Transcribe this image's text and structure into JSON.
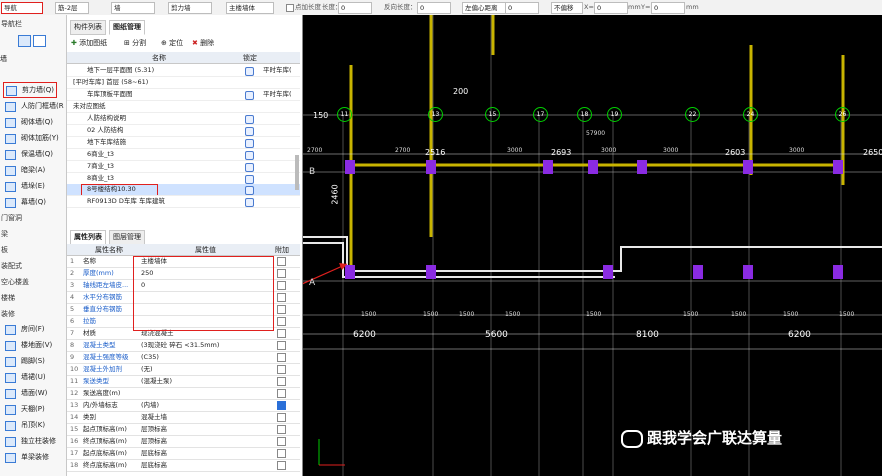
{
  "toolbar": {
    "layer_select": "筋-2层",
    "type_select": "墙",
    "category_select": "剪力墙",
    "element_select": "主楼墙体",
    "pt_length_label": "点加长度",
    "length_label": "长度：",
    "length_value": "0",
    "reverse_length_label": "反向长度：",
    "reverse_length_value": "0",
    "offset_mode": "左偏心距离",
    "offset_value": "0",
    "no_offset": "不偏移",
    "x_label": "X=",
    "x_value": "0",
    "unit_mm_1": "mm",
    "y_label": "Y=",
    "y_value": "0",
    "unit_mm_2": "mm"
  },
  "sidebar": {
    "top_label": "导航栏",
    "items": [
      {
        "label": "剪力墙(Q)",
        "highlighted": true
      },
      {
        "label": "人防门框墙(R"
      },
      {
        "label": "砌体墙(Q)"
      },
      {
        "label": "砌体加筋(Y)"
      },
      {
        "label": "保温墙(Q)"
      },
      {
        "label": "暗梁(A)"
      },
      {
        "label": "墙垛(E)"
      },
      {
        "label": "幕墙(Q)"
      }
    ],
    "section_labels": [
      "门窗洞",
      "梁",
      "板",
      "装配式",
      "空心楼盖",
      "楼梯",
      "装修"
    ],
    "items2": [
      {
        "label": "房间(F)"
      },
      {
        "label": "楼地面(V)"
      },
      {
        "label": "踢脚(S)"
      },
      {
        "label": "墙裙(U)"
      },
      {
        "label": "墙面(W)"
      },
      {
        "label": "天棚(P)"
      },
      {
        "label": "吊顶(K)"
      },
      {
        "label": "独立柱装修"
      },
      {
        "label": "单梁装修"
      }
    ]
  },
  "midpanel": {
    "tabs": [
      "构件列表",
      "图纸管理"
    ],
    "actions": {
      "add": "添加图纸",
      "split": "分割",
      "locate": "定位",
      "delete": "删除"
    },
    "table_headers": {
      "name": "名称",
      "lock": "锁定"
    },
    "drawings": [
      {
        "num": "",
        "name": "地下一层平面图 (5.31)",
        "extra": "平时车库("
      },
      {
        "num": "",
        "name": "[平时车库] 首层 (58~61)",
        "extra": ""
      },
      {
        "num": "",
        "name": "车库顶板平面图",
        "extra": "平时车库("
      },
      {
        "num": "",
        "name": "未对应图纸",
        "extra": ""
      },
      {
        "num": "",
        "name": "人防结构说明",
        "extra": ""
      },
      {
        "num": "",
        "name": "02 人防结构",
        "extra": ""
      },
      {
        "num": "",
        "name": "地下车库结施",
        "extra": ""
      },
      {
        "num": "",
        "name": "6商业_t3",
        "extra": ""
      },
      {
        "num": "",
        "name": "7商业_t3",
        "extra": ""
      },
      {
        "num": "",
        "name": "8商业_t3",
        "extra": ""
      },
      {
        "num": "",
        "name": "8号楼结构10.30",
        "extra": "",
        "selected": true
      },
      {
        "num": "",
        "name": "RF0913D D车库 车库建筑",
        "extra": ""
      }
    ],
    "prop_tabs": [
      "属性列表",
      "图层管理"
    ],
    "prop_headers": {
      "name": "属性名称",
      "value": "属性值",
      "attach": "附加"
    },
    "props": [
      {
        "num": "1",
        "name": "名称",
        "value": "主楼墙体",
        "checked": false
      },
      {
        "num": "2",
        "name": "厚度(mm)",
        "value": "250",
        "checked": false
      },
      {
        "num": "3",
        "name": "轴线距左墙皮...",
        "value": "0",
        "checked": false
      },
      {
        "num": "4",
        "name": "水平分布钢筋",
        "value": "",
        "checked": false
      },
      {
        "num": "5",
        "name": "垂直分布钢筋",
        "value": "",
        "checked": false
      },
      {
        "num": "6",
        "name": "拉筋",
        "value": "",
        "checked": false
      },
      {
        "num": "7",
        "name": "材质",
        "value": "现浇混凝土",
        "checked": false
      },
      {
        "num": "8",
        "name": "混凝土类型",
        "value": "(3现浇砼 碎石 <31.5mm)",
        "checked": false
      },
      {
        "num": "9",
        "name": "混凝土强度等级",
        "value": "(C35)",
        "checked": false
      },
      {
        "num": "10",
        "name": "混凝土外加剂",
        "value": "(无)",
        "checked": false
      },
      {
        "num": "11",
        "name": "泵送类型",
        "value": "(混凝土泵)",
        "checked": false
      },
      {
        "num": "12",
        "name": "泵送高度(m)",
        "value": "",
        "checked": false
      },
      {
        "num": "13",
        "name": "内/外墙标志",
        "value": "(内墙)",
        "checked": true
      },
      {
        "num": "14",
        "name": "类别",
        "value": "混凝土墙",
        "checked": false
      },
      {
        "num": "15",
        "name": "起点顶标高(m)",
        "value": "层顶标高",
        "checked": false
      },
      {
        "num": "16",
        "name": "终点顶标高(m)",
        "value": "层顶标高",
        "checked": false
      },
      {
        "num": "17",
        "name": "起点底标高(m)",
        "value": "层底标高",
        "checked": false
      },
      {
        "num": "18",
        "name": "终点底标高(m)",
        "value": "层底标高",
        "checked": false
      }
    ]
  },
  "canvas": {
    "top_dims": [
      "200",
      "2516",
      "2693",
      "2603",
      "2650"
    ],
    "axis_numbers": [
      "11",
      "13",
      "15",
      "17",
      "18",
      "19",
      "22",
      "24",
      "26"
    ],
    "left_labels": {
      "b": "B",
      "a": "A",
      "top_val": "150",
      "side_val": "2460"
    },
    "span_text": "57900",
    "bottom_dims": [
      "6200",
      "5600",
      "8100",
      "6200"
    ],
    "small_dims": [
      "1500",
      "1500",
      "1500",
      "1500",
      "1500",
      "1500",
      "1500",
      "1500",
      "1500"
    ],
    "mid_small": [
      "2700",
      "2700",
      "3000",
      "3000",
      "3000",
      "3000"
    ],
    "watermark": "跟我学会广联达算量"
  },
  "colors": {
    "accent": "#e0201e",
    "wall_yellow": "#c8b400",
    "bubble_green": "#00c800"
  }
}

-- -- --

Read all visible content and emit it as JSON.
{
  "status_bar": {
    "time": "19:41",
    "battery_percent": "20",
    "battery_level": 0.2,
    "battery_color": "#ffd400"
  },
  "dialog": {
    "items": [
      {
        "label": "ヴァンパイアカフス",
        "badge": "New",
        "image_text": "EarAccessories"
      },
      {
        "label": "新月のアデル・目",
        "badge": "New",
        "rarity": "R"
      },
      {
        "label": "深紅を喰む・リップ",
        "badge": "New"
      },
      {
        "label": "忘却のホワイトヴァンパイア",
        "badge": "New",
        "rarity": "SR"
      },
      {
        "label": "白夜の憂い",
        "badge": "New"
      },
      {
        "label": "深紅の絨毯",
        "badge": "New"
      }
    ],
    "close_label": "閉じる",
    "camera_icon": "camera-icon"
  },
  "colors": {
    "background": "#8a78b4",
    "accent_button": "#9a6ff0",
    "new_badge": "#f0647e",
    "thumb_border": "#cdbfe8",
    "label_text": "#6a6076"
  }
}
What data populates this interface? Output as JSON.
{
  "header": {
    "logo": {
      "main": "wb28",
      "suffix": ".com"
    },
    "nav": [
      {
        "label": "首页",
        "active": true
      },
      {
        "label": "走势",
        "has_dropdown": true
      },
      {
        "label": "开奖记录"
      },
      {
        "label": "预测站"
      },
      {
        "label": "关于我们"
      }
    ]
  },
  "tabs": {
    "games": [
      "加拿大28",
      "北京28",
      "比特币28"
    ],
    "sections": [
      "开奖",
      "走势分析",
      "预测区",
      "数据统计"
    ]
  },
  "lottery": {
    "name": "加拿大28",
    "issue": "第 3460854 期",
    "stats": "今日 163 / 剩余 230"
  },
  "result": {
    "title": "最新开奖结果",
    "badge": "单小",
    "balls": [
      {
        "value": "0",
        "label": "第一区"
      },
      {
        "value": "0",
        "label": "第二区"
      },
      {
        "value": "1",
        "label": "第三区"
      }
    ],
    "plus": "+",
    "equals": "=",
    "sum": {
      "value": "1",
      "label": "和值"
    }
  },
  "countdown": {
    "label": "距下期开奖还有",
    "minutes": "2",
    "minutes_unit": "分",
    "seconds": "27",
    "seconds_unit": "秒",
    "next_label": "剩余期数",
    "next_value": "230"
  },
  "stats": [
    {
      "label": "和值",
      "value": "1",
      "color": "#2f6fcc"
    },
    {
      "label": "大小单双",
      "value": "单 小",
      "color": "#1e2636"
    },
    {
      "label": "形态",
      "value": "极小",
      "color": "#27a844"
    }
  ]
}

-- -- --

Within the listing above, work out how many lines contain the string "true", and reply with that number only.

Exercise solution. 5